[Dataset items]
───

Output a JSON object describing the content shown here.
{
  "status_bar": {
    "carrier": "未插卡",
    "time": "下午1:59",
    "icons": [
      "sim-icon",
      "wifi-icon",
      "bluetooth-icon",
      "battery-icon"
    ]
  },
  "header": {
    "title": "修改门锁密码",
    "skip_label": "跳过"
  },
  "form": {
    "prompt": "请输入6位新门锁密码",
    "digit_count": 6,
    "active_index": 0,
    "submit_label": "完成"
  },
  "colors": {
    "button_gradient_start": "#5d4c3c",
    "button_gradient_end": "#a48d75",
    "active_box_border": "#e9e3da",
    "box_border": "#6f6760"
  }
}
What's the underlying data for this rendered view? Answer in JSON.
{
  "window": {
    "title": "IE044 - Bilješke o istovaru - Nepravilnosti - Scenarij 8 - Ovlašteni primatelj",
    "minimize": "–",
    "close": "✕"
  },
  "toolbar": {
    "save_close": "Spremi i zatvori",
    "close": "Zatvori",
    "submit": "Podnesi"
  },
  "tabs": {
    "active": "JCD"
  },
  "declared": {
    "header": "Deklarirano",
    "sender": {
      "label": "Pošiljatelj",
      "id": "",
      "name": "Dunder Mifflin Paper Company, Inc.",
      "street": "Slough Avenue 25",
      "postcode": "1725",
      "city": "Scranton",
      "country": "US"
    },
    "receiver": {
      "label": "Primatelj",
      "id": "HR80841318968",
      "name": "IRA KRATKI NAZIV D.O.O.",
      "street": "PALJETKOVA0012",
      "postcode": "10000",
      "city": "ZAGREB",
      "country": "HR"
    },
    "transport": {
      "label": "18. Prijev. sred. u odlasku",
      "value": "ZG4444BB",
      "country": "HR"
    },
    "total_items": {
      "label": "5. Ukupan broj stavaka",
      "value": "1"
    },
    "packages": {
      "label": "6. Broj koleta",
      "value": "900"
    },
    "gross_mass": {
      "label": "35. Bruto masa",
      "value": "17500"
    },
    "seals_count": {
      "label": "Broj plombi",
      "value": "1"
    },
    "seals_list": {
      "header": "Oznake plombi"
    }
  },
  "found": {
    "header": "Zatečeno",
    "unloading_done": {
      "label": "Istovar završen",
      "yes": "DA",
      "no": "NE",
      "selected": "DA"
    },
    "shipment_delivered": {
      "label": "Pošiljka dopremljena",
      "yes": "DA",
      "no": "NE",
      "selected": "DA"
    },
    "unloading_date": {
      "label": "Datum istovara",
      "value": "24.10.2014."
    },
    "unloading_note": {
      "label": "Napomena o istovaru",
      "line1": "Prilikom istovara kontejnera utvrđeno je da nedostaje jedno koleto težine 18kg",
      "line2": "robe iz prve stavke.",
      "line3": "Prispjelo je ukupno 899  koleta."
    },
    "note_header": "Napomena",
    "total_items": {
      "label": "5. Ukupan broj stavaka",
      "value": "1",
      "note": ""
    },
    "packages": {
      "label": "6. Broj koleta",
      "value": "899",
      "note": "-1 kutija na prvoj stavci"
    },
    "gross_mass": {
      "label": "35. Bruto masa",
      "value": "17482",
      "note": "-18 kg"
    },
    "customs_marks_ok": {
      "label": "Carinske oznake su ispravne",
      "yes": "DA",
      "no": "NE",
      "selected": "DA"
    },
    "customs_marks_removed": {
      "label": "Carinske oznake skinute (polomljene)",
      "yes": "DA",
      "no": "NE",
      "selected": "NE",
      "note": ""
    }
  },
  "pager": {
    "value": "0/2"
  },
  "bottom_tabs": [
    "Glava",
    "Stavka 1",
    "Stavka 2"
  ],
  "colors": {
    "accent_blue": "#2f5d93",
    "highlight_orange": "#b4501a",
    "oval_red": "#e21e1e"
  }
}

───

GIVEN INSTRUCTION: Reproduce the listing above word for word.

FULL ANSWER:
Output a JSON object describing the content shown here.
{
  "status_bar": {
    "carrier": "未插卡",
    "time": "下午1:59",
    "icons": [
      "sim-icon",
      "wifi-icon",
      "bluetooth-icon",
      "battery-icon"
    ]
  },
  "header": {
    "title": "修改门锁密码",
    "skip_label": "跳过"
  },
  "form": {
    "prompt": "请输入6位新门锁密码",
    "digit_count": 6,
    "active_index": 0,
    "submit_label": "完成"
  },
  "colors": {
    "button_gradient_start": "#5d4c3c",
    "button_gradient_end": "#a48d75",
    "active_box_border": "#e9e3da",
    "box_border": "#6f6760"
  }
}
What's the underlying data for this rendered view? Answer in JSON.
{
  "window": {
    "title": "IE044 - Bilješke o istovaru - Nepravilnosti - Scenarij 8 - Ovlašteni primatelj",
    "minimize": "–",
    "close": "✕"
  },
  "toolbar": {
    "save_close": "Spremi i zatvori",
    "close": "Zatvori",
    "submit": "Podnesi"
  },
  "tabs": {
    "active": "JCD"
  },
  "declared": {
    "header": "Deklarirano",
    "sender": {
      "label": "Pošiljatelj",
      "id": "",
      "name": "Dunder Mifflin Paper Company, Inc.",
      "street": "Slough Avenue 25",
      "postcode": "1725",
      "city": "Scranton",
      "country": "US"
    },
    "receiver": {
      "label": "Primatelj",
      "id": "HR80841318968",
      "name": "IRA KRATKI NAZIV D.O.O.",
      "street": "PALJETKOVA0012",
      "postcode": "10000",
      "city": "ZAGREB",
      "country": "HR"
    },
    "transport": {
      "label": "18. Prijev. sred. u odlasku",
      "value": "ZG4444BB",
      "country": "HR"
    },
    "total_items": {
      "label": "5. Ukupan broj stavaka",
      "value": "1"
    },
    "packages": {
      "label": "6. Broj koleta",
      "value": "900"
    },
    "gross_mass": {
      "label": "35. Bruto masa",
      "value": "17500"
    },
    "seals_count": {
      "label": "Broj plombi",
      "value": "1"
    },
    "seals_list": {
      "header": "Oznake plombi"
    }
  },
  "found": {
    "header": "Zatečeno",
    "unloading_done": {
      "label": "Istovar završen",
      "yes": "DA",
      "no": "NE",
      "selected": "DA"
    },
    "shipment_delivered": {
      "label": "Pošiljka dopremljena",
      "yes": "DA",
      "no": "NE",
      "selected": "DA"
    },
    "unloading_date": {
      "label": "Datum istovara",
      "value": "24.10.2014."
    },
    "unloading_note": {
      "label": "Napomena o istovaru",
      "line1": "Prilikom istovara kontejnera utvrđeno je da nedostaje jedno koleto težine 18kg",
      "line2": "robe iz prve stavke.",
      "line3": "Prispjelo je ukupno 899  koleta."
    },
    "note_header": "Napomena",
    "total_items": {
      "label": "5. Ukupan broj stavaka",
      "value": "1",
      "note": ""
    },
    "packages": {
      "label": "6. Broj koleta",
      "value": "899",
      "note": "-1 kutija na prvoj stavci"
    },
    "gross_mass": {
      "label": "35. Bruto masa",
      "value": "17482",
      "note": "-18 kg"
    },
    "customs_marks_ok": {
      "label": "Carinske oznake su ispravne",
      "yes": "DA",
      "no": "NE",
      "selected": "DA"
    },
    "customs_marks_removed": {
      "label": "Carinske oznake skinute (polomljene)",
      "yes": "DA",
      "no": "NE",
      "selected": "NE",
      "note": ""
    }
  },
  "pager": {
    "value": "0/2"
  },
  "bottom_tabs": [
    "Glava",
    "Stavka 1",
    "Stavka 2"
  ],
  "colors": {
    "accent_blue": "#2f5d93",
    "highlight_orange": "#b4501a",
    "oval_red": "#e21e1e"
  }
}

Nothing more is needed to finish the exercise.